REQUEST
Search the records for "number" and copy each line that holds it.

Dataset items
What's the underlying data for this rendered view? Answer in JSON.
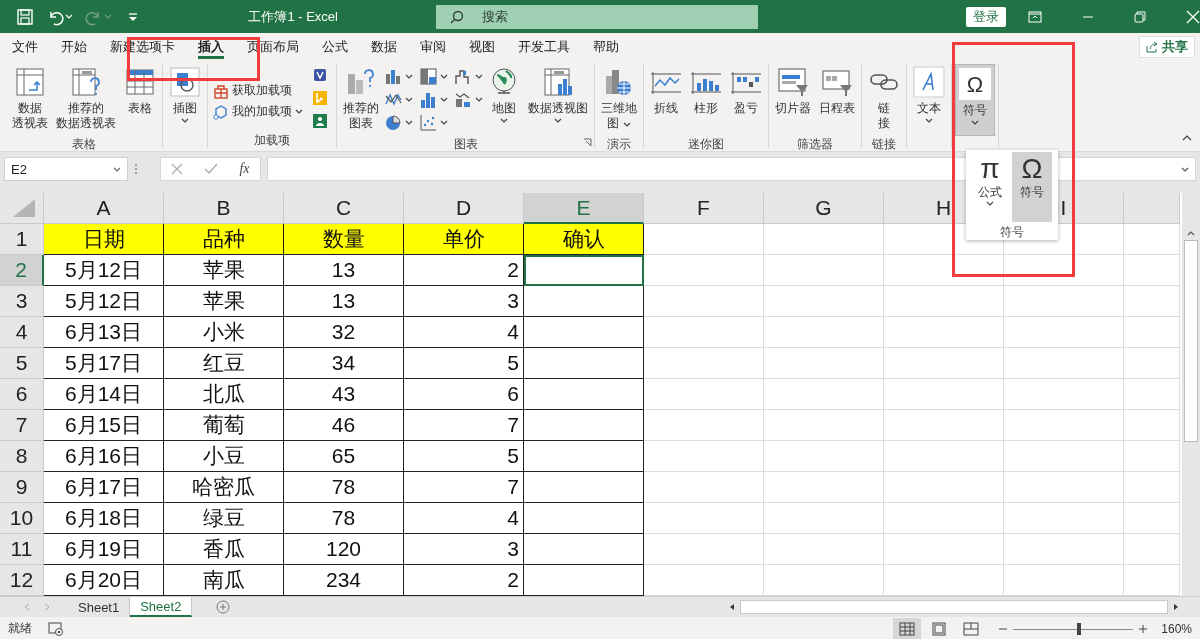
{
  "title_bar": {
    "quick_access": [
      {
        "kind": "save",
        "disabled": false
      },
      {
        "kind": "undo",
        "disabled": false
      },
      {
        "kind": "redo",
        "disabled": true
      },
      {
        "kind": "customize",
        "disabled": false
      }
    ],
    "title": "工作簿1 - Excel",
    "search": {
      "placeholder": "搜索"
    },
    "sign_in": "登录"
  },
  "tabs": [
    {
      "label": "文件",
      "selected": false
    },
    {
      "label": "开始",
      "selected": false
    },
    {
      "label": "新建选项卡",
      "selected": false
    },
    {
      "label": "插入",
      "selected": true
    },
    {
      "label": "页面布局",
      "selected": false
    },
    {
      "label": "公式",
      "selected": false
    },
    {
      "label": "数据",
      "selected": false
    },
    {
      "label": "审阅",
      "selected": false
    },
    {
      "label": "视图",
      "selected": false
    },
    {
      "label": "开发工具",
      "selected": false
    },
    {
      "label": "帮助",
      "selected": false
    }
  ],
  "share": "共享",
  "ribbon": [
    {
      "label": "表格",
      "items": [
        {
          "kind": "large",
          "lines": [
            "数据",
            "透视表"
          ]
        },
        {
          "kind": "large",
          "lines": [
            "推荐的",
            "数据透视表"
          ]
        },
        {
          "kind": "large",
          "lines": [
            "表格"
          ]
        }
      ]
    },
    {
      "items": [
        {
          "kind": "large",
          "lines": [
            "插图"
          ],
          "dropdown": true
        }
      ]
    },
    {
      "label": "加载项",
      "items": [
        {
          "kind": "small",
          "label": "获取加载项"
        },
        {
          "kind": "small",
          "label": "我的加载项",
          "dropdown": true
        },
        {
          "kind": "icon-stack"
        }
      ]
    },
    {
      "label": "图表",
      "launcher": true,
      "items": [
        {
          "kind": "large",
          "lines": [
            "推荐的",
            "图表"
          ]
        },
        {
          "kind": "gallery"
        },
        {
          "kind": "large",
          "lines": [
            "地图"
          ],
          "dropdown": true
        },
        {
          "kind": "large",
          "lines": [
            "数据透视图"
          ],
          "dropdown": true
        }
      ]
    },
    {
      "label": "演示",
      "items": [
        {
          "kind": "large",
          "lines": [
            "三维地",
            "图"
          ],
          "dropdown": true
        }
      ]
    },
    {
      "label": "迷你图",
      "items": [
        {
          "kind": "large",
          "lines": [
            "折线"
          ]
        },
        {
          "kind": "large",
          "lines": [
            "柱形"
          ]
        },
        {
          "kind": "large",
          "lines": [
            "盈亏"
          ]
        }
      ]
    },
    {
      "label": "筛选器",
      "items": [
        {
          "kind": "large",
          "lines": [
            "切片器"
          ]
        },
        {
          "kind": "large",
          "lines": [
            "日程表"
          ]
        }
      ]
    },
    {
      "label": "链接",
      "items": [
        {
          "kind": "large",
          "lines": [
            "链",
            "接"
          ]
        }
      ]
    },
    {
      "items": [
        {
          "kind": "large",
          "lines": [
            "文本"
          ],
          "dropdown": true
        }
      ]
    },
    {
      "items": [
        {
          "kind": "large",
          "lines": [
            "符号"
          ],
          "glyph": "Ω",
          "dropdown": true,
          "pressed": true
        }
      ]
    }
  ],
  "symbol_menu": {
    "items": [
      {
        "glyph": "π",
        "label": "公式",
        "dropdown": true,
        "selected": false
      },
      {
        "glyph": "Ω",
        "label": "符号",
        "selected": true
      }
    ],
    "group_label": "符号"
  },
  "formula_bar": {
    "name_box": "E2",
    "fx": "fx"
  },
  "table": {
    "columns": [
      {
        "label": "A",
        "selected": false
      },
      {
        "label": "B",
        "selected": false
      },
      {
        "label": "C",
        "selected": false
      },
      {
        "label": "D",
        "selected": false
      },
      {
        "label": "E",
        "selected": true
      },
      {
        "label": "F",
        "selected": false
      },
      {
        "label": "G",
        "selected": false
      },
      {
        "label": "H",
        "selected": false
      },
      {
        "label": "I",
        "selected": false
      }
    ],
    "rows": [
      {
        "number": "1",
        "selected": false,
        "color": "#ffff00",
        "cells": [
          "日期",
          "品种",
          "数量",
          "单价",
          "确认"
        ]
      },
      {
        "number": "2",
        "selected": true,
        "cells": [
          "5月12日",
          "苹果",
          "13",
          "2"
        ]
      },
      {
        "number": "3",
        "selected": false,
        "cells": [
          "5月12日",
          "苹果",
          "13",
          "3"
        ]
      },
      {
        "number": "4",
        "selected": false,
        "cells": [
          "6月13日",
          "小米",
          "32",
          "4"
        ]
      },
      {
        "number": "5",
        "selected": false,
        "cells": [
          "5月17日",
          "红豆",
          "34",
          "5"
        ]
      },
      {
        "number": "6",
        "selected": false,
        "cells": [
          "6月14日",
          "北瓜",
          "43",
          "6"
        ]
      },
      {
        "number": "7",
        "selected": false,
        "cells": [
          "6月15日",
          "葡萄",
          "46",
          "7"
        ]
      },
      {
        "number": "8",
        "selected": false,
        "cells": [
          "6月16日",
          "小豆",
          "65",
          "5"
        ]
      },
      {
        "number": "9",
        "selected": false,
        "cells": [
          "6月17日",
          "哈密瓜",
          "78",
          "7"
        ]
      },
      {
        "number": "10",
        "selected": false,
        "cells": [
          "6月18日",
          "绿豆",
          "78",
          "4"
        ]
      },
      {
        "number": "11",
        "selected": false,
        "cells": [
          "6月19日",
          "香瓜",
          "120",
          "3"
        ]
      },
      {
        "number": "12",
        "selected": false,
        "cells": [
          "6月20日",
          "南瓜",
          "234",
          "2"
        ]
      }
    ]
  },
  "sheets": [
    {
      "label": "Sheet1",
      "selected": false
    },
    {
      "label": "Sheet2",
      "selected": true
    }
  ],
  "status_bar": {
    "status": "就绪",
    "views": [
      {
        "kind": "normal",
        "selected": true
      },
      {
        "kind": "page-layout",
        "selected": false
      },
      {
        "kind": "page-break",
        "selected": false
      }
    ],
    "zoom": {
      "level": 0.55,
      "reading": "160%"
    }
  },
  "annotations": [
    {
      "kind": "frame"
    },
    {
      "kind": "frame"
    }
  ]
}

FULL RESPONSE
        "number": "1",
        "number": "2",
        "number": "3",
        "number": "4",
        "number": "5",
        "number": "6",
        "number": "7",
        "number": "8",
        "number": "9",
        "number": "10",
        "number": "11",
        "number": "12",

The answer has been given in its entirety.